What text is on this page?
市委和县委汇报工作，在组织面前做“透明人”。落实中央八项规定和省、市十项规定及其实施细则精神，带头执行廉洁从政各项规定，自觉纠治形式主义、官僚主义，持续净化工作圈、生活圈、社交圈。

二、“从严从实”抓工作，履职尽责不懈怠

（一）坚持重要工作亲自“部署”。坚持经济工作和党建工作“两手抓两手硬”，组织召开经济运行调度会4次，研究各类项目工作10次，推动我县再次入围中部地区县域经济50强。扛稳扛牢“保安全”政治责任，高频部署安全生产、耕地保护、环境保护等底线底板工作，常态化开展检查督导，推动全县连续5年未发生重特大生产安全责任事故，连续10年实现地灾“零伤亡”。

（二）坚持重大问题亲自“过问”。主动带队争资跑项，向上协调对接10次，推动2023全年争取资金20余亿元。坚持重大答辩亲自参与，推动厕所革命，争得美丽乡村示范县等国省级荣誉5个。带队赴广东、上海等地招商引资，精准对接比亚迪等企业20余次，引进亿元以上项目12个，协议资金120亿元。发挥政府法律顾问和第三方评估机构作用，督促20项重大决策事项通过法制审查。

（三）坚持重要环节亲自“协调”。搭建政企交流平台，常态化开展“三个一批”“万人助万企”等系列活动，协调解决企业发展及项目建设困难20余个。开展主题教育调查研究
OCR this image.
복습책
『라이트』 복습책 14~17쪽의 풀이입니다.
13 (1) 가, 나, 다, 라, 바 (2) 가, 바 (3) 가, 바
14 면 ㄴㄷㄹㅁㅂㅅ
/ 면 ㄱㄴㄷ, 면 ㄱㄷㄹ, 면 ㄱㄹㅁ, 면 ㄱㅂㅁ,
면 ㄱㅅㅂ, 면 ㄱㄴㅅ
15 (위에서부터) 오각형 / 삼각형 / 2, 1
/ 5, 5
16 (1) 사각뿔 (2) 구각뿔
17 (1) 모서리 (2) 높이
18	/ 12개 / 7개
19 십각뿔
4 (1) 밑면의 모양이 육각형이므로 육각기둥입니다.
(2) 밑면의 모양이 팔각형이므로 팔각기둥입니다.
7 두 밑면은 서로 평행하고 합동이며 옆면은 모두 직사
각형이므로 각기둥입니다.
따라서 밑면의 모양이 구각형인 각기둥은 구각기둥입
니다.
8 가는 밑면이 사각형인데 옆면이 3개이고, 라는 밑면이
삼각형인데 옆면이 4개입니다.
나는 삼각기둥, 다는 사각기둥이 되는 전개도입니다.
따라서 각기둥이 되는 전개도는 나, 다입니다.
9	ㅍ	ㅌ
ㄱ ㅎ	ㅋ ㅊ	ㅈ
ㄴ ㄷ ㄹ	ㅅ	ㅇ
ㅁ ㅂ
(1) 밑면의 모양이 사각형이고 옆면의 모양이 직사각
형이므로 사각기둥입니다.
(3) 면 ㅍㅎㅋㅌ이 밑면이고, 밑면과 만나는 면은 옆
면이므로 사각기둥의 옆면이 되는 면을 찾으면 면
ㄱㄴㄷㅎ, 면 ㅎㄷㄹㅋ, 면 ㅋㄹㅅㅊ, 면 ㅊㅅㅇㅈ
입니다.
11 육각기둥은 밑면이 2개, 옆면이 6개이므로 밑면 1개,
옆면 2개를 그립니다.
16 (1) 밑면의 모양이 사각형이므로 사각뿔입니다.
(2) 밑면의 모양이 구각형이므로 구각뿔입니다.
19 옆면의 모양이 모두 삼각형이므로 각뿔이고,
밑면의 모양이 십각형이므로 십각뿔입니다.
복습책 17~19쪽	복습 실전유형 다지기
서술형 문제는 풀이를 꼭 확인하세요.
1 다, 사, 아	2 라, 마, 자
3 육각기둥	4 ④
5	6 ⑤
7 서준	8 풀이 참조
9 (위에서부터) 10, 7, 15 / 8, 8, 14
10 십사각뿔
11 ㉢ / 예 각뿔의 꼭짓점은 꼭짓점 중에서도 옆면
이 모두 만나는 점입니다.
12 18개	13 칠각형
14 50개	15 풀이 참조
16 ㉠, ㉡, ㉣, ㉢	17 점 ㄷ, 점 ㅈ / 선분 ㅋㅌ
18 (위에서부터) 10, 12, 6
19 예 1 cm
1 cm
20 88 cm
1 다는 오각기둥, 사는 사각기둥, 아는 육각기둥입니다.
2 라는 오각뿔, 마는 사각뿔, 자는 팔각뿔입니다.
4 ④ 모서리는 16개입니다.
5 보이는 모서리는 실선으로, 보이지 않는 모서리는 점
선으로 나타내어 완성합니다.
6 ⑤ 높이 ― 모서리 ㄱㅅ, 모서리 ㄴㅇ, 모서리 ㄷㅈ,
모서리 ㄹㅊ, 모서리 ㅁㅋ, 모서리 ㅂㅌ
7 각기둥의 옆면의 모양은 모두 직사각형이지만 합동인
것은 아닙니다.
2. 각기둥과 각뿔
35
────────────────────
EXERCISE DETAILS: Scan the material for lines with the word "this", and copy each line you find.

EXERCISE OUTPUT:
What text is on this page?
OCR this image.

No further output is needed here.